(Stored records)
────
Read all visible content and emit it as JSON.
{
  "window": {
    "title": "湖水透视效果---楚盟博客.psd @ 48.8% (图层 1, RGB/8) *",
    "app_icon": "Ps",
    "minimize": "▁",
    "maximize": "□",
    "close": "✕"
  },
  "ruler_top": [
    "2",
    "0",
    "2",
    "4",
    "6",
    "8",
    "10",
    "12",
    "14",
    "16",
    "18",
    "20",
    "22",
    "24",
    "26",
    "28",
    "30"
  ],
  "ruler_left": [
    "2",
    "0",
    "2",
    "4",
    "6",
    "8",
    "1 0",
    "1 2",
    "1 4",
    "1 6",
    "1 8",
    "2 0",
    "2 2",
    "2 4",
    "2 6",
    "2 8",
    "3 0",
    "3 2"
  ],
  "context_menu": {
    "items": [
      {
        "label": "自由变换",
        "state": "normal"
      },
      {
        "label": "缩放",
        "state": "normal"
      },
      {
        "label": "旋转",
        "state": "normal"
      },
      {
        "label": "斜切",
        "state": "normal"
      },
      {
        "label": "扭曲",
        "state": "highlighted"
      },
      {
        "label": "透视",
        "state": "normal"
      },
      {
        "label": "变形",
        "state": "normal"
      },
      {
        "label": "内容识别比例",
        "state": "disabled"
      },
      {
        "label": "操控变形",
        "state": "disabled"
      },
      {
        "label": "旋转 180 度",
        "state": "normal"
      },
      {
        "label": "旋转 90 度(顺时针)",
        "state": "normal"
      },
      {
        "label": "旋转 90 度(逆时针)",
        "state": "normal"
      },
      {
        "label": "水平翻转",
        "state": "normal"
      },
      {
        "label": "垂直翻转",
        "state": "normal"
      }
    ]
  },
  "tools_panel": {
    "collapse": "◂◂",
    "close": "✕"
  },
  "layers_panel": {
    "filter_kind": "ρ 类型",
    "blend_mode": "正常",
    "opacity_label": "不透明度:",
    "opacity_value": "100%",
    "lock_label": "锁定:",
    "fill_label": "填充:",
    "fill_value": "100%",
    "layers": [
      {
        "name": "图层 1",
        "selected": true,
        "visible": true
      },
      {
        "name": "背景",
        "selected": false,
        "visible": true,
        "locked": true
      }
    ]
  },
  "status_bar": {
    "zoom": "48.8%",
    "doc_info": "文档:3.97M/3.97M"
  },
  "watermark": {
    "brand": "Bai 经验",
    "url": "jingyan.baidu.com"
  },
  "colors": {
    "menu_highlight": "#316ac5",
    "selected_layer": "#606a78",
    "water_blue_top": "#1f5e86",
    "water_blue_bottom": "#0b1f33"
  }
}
────
Task to carry out
Set down all of the records shown above once more, exactly.

Task solution
Read all visible content and emit it as JSON.
{
  "window": {
    "title": "湖水透视效果---楚盟博客.psd @ 48.8% (图层 1, RGB/8) *",
    "app_icon": "Ps",
    "minimize": "▁",
    "maximize": "□",
    "close": "✕"
  },
  "ruler_top": [
    "2",
    "0",
    "2",
    "4",
    "6",
    "8",
    "10",
    "12",
    "14",
    "16",
    "18",
    "20",
    "22",
    "24",
    "26",
    "28",
    "30"
  ],
  "ruler_left": [
    "2",
    "0",
    "2",
    "4",
    "6",
    "8",
    "1 0",
    "1 2",
    "1 4",
    "1 6",
    "1 8",
    "2 0",
    "2 2",
    "2 4",
    "2 6",
    "2 8",
    "3 0",
    "3 2"
  ],
  "context_menu": {
    "items": [
      {
        "label": "自由变换",
        "state": "normal"
      },
      {
        "label": "缩放",
        "state": "normal"
      },
      {
        "label": "旋转",
        "state": "normal"
      },
      {
        "label": "斜切",
        "state": "normal"
      },
      {
        "label": "扭曲",
        "state": "highlighted"
      },
      {
        "label": "透视",
        "state": "normal"
      },
      {
        "label": "变形",
        "state": "normal"
      },
      {
        "label": "内容识别比例",
        "state": "disabled"
      },
      {
        "label": "操控变形",
        "state": "disabled"
      },
      {
        "label": "旋转 180 度",
        "state": "normal"
      },
      {
        "label": "旋转 90 度(顺时针)",
        "state": "normal"
      },
      {
        "label": "旋转 90 度(逆时针)",
        "state": "normal"
      },
      {
        "label": "水平翻转",
        "state": "normal"
      },
      {
        "label": "垂直翻转",
        "state": "normal"
      }
    ]
  },
  "tools_panel": {
    "collapse": "◂◂",
    "close": "✕"
  },
  "layers_panel": {
    "filter_kind": "ρ 类型",
    "blend_mode": "正常",
    "opacity_label": "不透明度:",
    "opacity_value": "100%",
    "lock_label": "锁定:",
    "fill_label": "填充:",
    "fill_value": "100%",
    "layers": [
      {
        "name": "图层 1",
        "selected": true,
        "visible": true
      },
      {
        "name": "背景",
        "selected": false,
        "visible": true,
        "locked": true
      }
    ]
  },
  "status_bar": {
    "zoom": "48.8%",
    "doc_info": "文档:3.97M/3.97M"
  },
  "watermark": {
    "brand": "Bai 经验",
    "url": "jingyan.baidu.com"
  },
  "colors": {
    "menu_highlight": "#316ac5",
    "selected_layer": "#606a78",
    "water_blue_top": "#1f5e86",
    "water_blue_bottom": "#0b1f33"
  }
}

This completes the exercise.